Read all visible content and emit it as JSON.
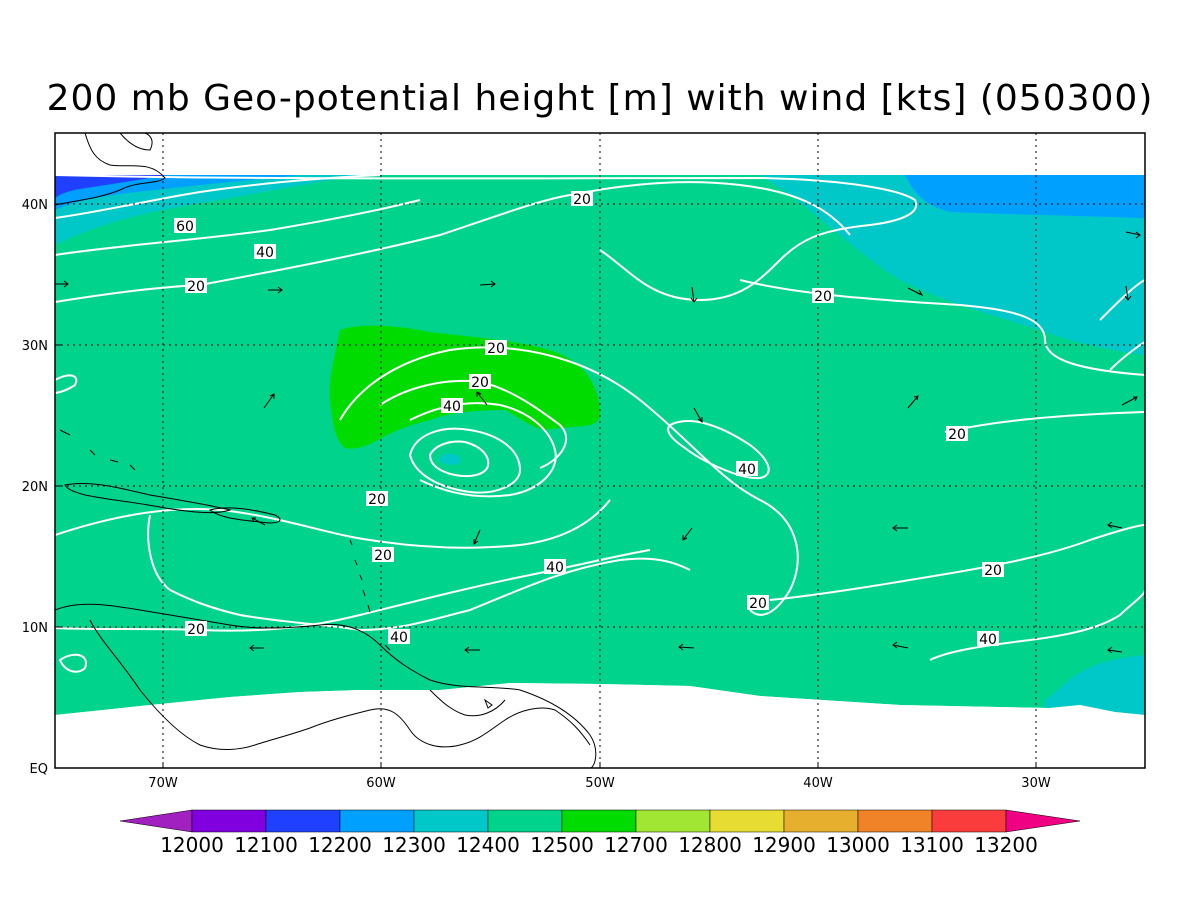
{
  "title": "200 mb Geo-potential height [m] with wind [kts] (050300)",
  "axes": {
    "lon_labels": [
      "70W",
      "60W",
      "50W",
      "40W",
      "30W"
    ],
    "lat_labels": [
      "40N",
      "30N",
      "20N",
      "10N",
      "EQ"
    ]
  },
  "contour_labels": [
    "60",
    "40",
    "20",
    "20",
    "20",
    "20",
    "40",
    "20",
    "20",
    "40",
    "40",
    "20",
    "20",
    "20",
    "20",
    "40",
    "20",
    "40"
  ],
  "colorbar": {
    "labels": [
      "12000",
      "12100",
      "12200",
      "12300",
      "12400",
      "12500",
      "12700",
      "12800",
      "12900",
      "13000",
      "13100",
      "13200"
    ],
    "colors": [
      "#a020c0",
      "#8000e0",
      "#2040ff",
      "#00a0ff",
      "#00c8c8",
      "#00d48c",
      "#00dc00",
      "#a0e632",
      "#e6dc32",
      "#e6af2d",
      "#f08228",
      "#fa3c3c",
      "#f00082"
    ]
  },
  "fill_colors": {
    "level_12200": "#2040ff",
    "level_12300": "#00a0ff",
    "level_12400": "#00c8c8",
    "level_12500": "#00d48c",
    "level_12700": "#00dc00"
  }
}
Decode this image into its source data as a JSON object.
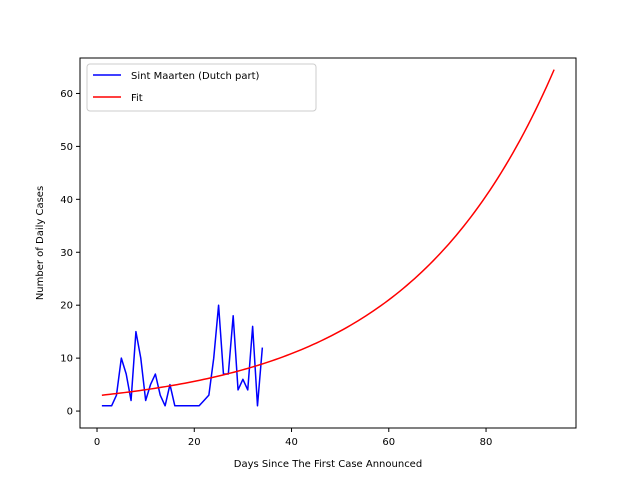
{
  "chart_data": {
    "type": "line",
    "title": "",
    "xlabel": "Days Since The First Case Announced",
    "ylabel": "Number of Daily Cases",
    "xlim": [
      -3.5,
      98.5
    ],
    "ylim": [
      -3.2,
      66.7
    ],
    "xticks": [
      0,
      20,
      40,
      60,
      80
    ],
    "yticks": [
      0,
      10,
      20,
      30,
      40,
      50,
      60
    ],
    "grid": false,
    "legend_position": "top-left",
    "series": [
      {
        "name": "Sint Maarten (Dutch part)",
        "color": "#0000ff",
        "x": [
          1,
          2,
          3,
          4,
          5,
          6,
          7,
          8,
          9,
          10,
          11,
          12,
          13,
          14,
          15,
          16,
          17,
          18,
          19,
          20,
          21,
          22,
          23,
          24,
          25,
          26,
          27,
          28,
          29,
          30,
          31,
          32,
          33,
          34
        ],
        "y": [
          1,
          1,
          1,
          3,
          10,
          7,
          2,
          15,
          10,
          2,
          5,
          7,
          3,
          1,
          5,
          1,
          1,
          1,
          1,
          1,
          1,
          2,
          3,
          10,
          20,
          7,
          7,
          18,
          4,
          6,
          4,
          16,
          1,
          12
        ]
      },
      {
        "name": "Fit",
        "color": "#ff0000",
        "model": "exponential",
        "a": 2.9,
        "b": 0.033,
        "x_range": [
          1,
          94
        ]
      }
    ]
  }
}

# # #

## OBJECTIVE
Excluding the pictures, restate the records above word for word.

## TASK SOLUTION
Read all visible content and emit it as JSON.
{
  "title": "200 mb Geo-potential height [m] with wind [kts] (050300)",
  "axes": {
    "lon_labels": [
      "70W",
      "60W",
      "50W",
      "40W",
      "30W"
    ],
    "lat_labels": [
      "40N",
      "30N",
      "20N",
      "10N",
      "EQ"
    ]
  },
  "contour_labels": [
    "60",
    "40",
    "20",
    "20",
    "20",
    "20",
    "40",
    "20",
    "20",
    "40",
    "40",
    "20",
    "20",
    "20",
    "20",
    "40",
    "20",
    "40"
  ],
  "colorbar": {
    "labels": [
      "12000",
      "12100",
      "12200",
      "12300",
      "12400",
      "12500",
      "12700",
      "12800",
      "12900",
      "13000",
      "13100",
      "13200"
    ],
    "colors": [
      "#a020c0",
      "#8000e0",
      "#2040ff",
      "#00a0ff",
      "#00c8c8",
      "#00d48c",
      "#00dc00",
      "#a0e632",
      "#e6dc32",
      "#e6af2d",
      "#f08228",
      "#fa3c3c",
      "#f00082"
    ]
  },
  "fill_colors": {
    "level_12200": "#2040ff",
    "level_12300": "#00a0ff",
    "level_12400": "#00c8c8",
    "level_12500": "#00d48c",
    "level_12700": "#00dc00"
  }
}
Decode this image into its source data as a JSON object.
{
  "chart_data": {
    "type": "line",
    "title": "",
    "xlabel": "Days Since The First Case Announced",
    "ylabel": "Number of Daily Cases",
    "xlim": [
      -3.5,
      98.5
    ],
    "ylim": [
      -3.2,
      66.7
    ],
    "xticks": [
      0,
      20,
      40,
      60,
      80
    ],
    "yticks": [
      0,
      10,
      20,
      30,
      40,
      50,
      60
    ],
    "grid": false,
    "legend_position": "top-left",
    "series": [
      {
        "name": "Sint Maarten (Dutch part)",
        "color": "#0000ff",
        "x": [
          1,
          2,
          3,
          4,
          5,
          6,
          7,
          8,
          9,
          10,
          11,
          12,
          13,
          14,
          15,
          16,
          17,
          18,
          19,
          20,
          21,
          22,
          23,
          24,
          25,
          26,
          27,
          28,
          29,
          30,
          31,
          32,
          33,
          34
        ],
        "y": [
          1,
          1,
          1,
          3,
          10,
          7,
          2,
          15,
          10,
          2,
          5,
          7,
          3,
          1,
          5,
          1,
          1,
          1,
          1,
          1,
          1,
          2,
          3,
          10,
          20,
          7,
          7,
          18,
          4,
          6,
          4,
          16,
          1,
          12
        ]
      },
      {
        "name": "Fit",
        "color": "#ff0000",
        "model": "exponential",
        "a": 2.9,
        "b": 0.033,
        "x_range": [
          1,
          94
        ]
      }
    ]
  }
}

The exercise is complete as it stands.